> [Stated task] Print the data exactly, leaving nothing out.

════

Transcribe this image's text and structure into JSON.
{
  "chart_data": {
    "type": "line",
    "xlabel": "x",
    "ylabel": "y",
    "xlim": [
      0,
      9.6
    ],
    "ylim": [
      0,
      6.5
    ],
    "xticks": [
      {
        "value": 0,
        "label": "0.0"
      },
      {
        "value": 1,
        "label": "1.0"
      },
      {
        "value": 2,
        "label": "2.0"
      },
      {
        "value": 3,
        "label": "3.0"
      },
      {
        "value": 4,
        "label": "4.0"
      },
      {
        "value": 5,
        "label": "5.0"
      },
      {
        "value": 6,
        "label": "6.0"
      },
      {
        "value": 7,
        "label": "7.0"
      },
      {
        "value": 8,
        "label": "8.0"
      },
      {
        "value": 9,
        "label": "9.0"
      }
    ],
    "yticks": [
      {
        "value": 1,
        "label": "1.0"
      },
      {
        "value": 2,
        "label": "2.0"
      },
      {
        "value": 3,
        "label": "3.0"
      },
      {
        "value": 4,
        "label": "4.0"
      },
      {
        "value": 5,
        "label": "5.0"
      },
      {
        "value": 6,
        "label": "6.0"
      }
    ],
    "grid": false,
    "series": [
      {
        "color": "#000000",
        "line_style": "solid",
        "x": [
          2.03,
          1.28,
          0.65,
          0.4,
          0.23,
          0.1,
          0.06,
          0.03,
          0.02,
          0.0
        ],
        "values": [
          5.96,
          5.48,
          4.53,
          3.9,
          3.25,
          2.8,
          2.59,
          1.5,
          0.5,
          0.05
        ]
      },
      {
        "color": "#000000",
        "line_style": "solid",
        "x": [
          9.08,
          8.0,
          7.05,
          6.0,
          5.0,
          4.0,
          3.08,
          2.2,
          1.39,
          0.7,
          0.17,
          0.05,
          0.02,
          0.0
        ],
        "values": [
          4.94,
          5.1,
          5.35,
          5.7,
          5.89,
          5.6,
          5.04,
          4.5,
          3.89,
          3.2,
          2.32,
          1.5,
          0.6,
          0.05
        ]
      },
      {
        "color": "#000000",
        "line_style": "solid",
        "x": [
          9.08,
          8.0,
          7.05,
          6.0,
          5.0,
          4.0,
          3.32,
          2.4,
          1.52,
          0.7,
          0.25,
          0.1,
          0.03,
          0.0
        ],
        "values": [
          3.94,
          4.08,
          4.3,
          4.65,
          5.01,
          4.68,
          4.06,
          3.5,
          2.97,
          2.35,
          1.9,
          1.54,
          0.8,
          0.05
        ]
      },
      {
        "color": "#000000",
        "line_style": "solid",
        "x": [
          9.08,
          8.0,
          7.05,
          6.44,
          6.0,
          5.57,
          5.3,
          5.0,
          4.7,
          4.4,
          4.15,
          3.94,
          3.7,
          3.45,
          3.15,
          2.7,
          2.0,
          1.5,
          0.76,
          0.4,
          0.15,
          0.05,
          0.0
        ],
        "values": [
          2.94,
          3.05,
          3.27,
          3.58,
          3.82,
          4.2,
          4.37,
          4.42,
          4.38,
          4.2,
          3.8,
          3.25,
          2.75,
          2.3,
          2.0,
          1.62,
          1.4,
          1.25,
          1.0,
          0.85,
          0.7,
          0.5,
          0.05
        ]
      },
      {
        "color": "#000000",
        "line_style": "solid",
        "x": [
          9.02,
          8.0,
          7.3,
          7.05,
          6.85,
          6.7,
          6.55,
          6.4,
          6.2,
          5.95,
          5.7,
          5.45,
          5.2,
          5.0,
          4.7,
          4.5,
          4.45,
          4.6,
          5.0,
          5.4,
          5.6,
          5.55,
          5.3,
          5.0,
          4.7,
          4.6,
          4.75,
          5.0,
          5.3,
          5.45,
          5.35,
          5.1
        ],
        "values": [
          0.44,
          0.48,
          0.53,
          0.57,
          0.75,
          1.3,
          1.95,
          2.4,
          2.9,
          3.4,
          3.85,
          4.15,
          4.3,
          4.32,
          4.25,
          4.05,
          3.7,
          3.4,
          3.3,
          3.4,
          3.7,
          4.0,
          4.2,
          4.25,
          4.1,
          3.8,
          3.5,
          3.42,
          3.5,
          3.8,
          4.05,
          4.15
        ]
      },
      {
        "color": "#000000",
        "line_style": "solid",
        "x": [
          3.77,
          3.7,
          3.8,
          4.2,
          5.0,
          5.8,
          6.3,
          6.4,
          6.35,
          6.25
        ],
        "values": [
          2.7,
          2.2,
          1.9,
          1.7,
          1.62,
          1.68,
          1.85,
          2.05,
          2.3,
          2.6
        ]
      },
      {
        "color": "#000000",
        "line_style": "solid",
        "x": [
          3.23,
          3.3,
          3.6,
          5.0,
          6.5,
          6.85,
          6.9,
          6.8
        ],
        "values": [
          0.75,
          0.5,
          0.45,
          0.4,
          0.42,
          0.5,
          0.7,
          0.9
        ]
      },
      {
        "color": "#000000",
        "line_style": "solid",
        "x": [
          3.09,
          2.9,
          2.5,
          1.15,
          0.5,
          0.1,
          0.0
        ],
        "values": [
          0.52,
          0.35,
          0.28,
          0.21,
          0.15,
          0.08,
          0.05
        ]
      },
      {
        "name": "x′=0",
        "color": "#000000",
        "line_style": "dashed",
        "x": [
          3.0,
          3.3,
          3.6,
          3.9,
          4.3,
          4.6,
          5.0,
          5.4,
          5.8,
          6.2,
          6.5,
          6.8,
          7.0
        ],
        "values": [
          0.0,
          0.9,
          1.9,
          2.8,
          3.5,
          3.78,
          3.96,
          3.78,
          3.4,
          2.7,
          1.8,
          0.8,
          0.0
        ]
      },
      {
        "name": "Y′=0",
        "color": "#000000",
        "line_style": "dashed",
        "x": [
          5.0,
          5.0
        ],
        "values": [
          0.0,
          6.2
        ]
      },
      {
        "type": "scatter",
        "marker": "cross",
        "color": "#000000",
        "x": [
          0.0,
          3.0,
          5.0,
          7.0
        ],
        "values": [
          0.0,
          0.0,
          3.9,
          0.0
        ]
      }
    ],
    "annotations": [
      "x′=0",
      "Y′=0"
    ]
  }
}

════

> [Exercise answer]
Transcribe this image's text and structure into JSON.
{
  "chart_data": {
    "type": "line",
    "xlabel": "x",
    "ylabel": "y",
    "xlim": [
      0,
      9.6
    ],
    "ylim": [
      0,
      6.5
    ],
    "xticks": [
      {
        "value": 0,
        "label": "0.0"
      },
      {
        "value": 1,
        "label": "1.0"
      },
      {
        "value": 2,
        "label": "2.0"
      },
      {
        "value": 3,
        "label": "3.0"
      },
      {
        "value": 4,
        "label": "4.0"
      },
      {
        "value": 5,
        "label": "5.0"
      },
      {
        "value": 6,
        "label": "6.0"
      },
      {
        "value": 7,
        "label": "7.0"
      },
      {
        "value": 8,
        "label": "8.0"
      },
      {
        "value": 9,
        "label": "9.0"
      }
    ],
    "yticks": [
      {
        "value": 1,
        "label": "1.0"
      },
      {
        "value": 2,
        "label": "2.0"
      },
      {
        "value": 3,
        "label": "3.0"
      },
      {
        "value": 4,
        "label": "4.0"
      },
      {
        "value": 5,
        "label": "5.0"
      },
      {
        "value": 6,
        "label": "6.0"
      }
    ],
    "grid": false,
    "series": [
      {
        "color": "#000000",
        "line_style": "solid",
        "x": [
          2.03,
          1.28,
          0.65,
          0.4,
          0.23,
          0.1,
          0.06,
          0.03,
          0.02,
          0.0
        ],
        "values": [
          5.96,
          5.48,
          4.53,
          3.9,
          3.25,
          2.8,
          2.59,
          1.5,
          0.5,
          0.05
        ]
      },
      {
        "color": "#000000",
        "line_style": "solid",
        "x": [
          9.08,
          8.0,
          7.05,
          6.0,
          5.0,
          4.0,
          3.08,
          2.2,
          1.39,
          0.7,
          0.17,
          0.05,
          0.02,
          0.0
        ],
        "values": [
          4.94,
          5.1,
          5.35,
          5.7,
          5.89,
          5.6,
          5.04,
          4.5,
          3.89,
          3.2,
          2.32,
          1.5,
          0.6,
          0.05
        ]
      },
      {
        "color": "#000000",
        "line_style": "solid",
        "x": [
          9.08,
          8.0,
          7.05,
          6.0,
          5.0,
          4.0,
          3.32,
          2.4,
          1.52,
          0.7,
          0.25,
          0.1,
          0.03,
          0.0
        ],
        "values": [
          3.94,
          4.08,
          4.3,
          4.65,
          5.01,
          4.68,
          4.06,
          3.5,
          2.97,
          2.35,
          1.9,
          1.54,
          0.8,
          0.05
        ]
      },
      {
        "color": "#000000",
        "line_style": "solid",
        "x": [
          9.08,
          8.0,
          7.05,
          6.44,
          6.0,
          5.57,
          5.3,
          5.0,
          4.7,
          4.4,
          4.15,
          3.94,
          3.7,
          3.45,
          3.15,
          2.7,
          2.0,
          1.5,
          0.76,
          0.4,
          0.15,
          0.05,
          0.0
        ],
        "values": [
          2.94,
          3.05,
          3.27,
          3.58,
          3.82,
          4.2,
          4.37,
          4.42,
          4.38,
          4.2,
          3.8,
          3.25,
          2.75,
          2.3,
          2.0,
          1.62,
          1.4,
          1.25,
          1.0,
          0.85,
          0.7,
          0.5,
          0.05
        ]
      },
      {
        "color": "#000000",
        "line_style": "solid",
        "x": [
          9.02,
          8.0,
          7.3,
          7.05,
          6.85,
          6.7,
          6.55,
          6.4,
          6.2,
          5.95,
          5.7,
          5.45,
          5.2,
          5.0,
          4.7,
          4.5,
          4.45,
          4.6,
          5.0,
          5.4,
          5.6,
          5.55,
          5.3,
          5.0,
          4.7,
          4.6,
          4.75,
          5.0,
          5.3,
          5.45,
          5.35,
          5.1
        ],
        "values": [
          0.44,
          0.48,
          0.53,
          0.57,
          0.75,
          1.3,
          1.95,
          2.4,
          2.9,
          3.4,
          3.85,
          4.15,
          4.3,
          4.32,
          4.25,
          4.05,
          3.7,
          3.4,
          3.3,
          3.4,
          3.7,
          4.0,
          4.2,
          4.25,
          4.1,
          3.8,
          3.5,
          3.42,
          3.5,
          3.8,
          4.05,
          4.15
        ]
      },
      {
        "color": "#000000",
        "line_style": "solid",
        "x": [
          3.77,
          3.7,
          3.8,
          4.2,
          5.0,
          5.8,
          6.3,
          6.4,
          6.35,
          6.25
        ],
        "values": [
          2.7,
          2.2,
          1.9,
          1.7,
          1.62,
          1.68,
          1.85,
          2.05,
          2.3,
          2.6
        ]
      },
      {
        "color": "#000000",
        "line_style": "solid",
        "x": [
          3.23,
          3.3,
          3.6,
          5.0,
          6.5,
          6.85,
          6.9,
          6.8
        ],
        "values": [
          0.75,
          0.5,
          0.45,
          0.4,
          0.42,
          0.5,
          0.7,
          0.9
        ]
      },
      {
        "color": "#000000",
        "line_style": "solid",
        "x": [
          3.09,
          2.9,
          2.5,
          1.15,
          0.5,
          0.1,
          0.0
        ],
        "values": [
          0.52,
          0.35,
          0.28,
          0.21,
          0.15,
          0.08,
          0.05
        ]
      },
      {
        "name": "x′=0",
        "color": "#000000",
        "line_style": "dashed",
        "x": [
          3.0,
          3.3,
          3.6,
          3.9,
          4.3,
          4.6,
          5.0,
          5.4,
          5.8,
          6.2,
          6.5,
          6.8,
          7.0
        ],
        "values": [
          0.0,
          0.9,
          1.9,
          2.8,
          3.5,
          3.78,
          3.96,
          3.78,
          3.4,
          2.7,
          1.8,
          0.8,
          0.0
        ]
      },
      {
        "name": "Y′=0",
        "color": "#000000",
        "line_style": "dashed",
        "x": [
          5.0,
          5.0
        ],
        "values": [
          0.0,
          6.2
        ]
      },
      {
        "type": "scatter",
        "marker": "cross",
        "color": "#000000",
        "x": [
          0.0,
          3.0,
          5.0,
          7.0
        ],
        "values": [
          0.0,
          0.0,
          3.9,
          0.0
        ]
      }
    ],
    "annotations": [
      "x′=0",
      "Y′=0"
    ]
  }
}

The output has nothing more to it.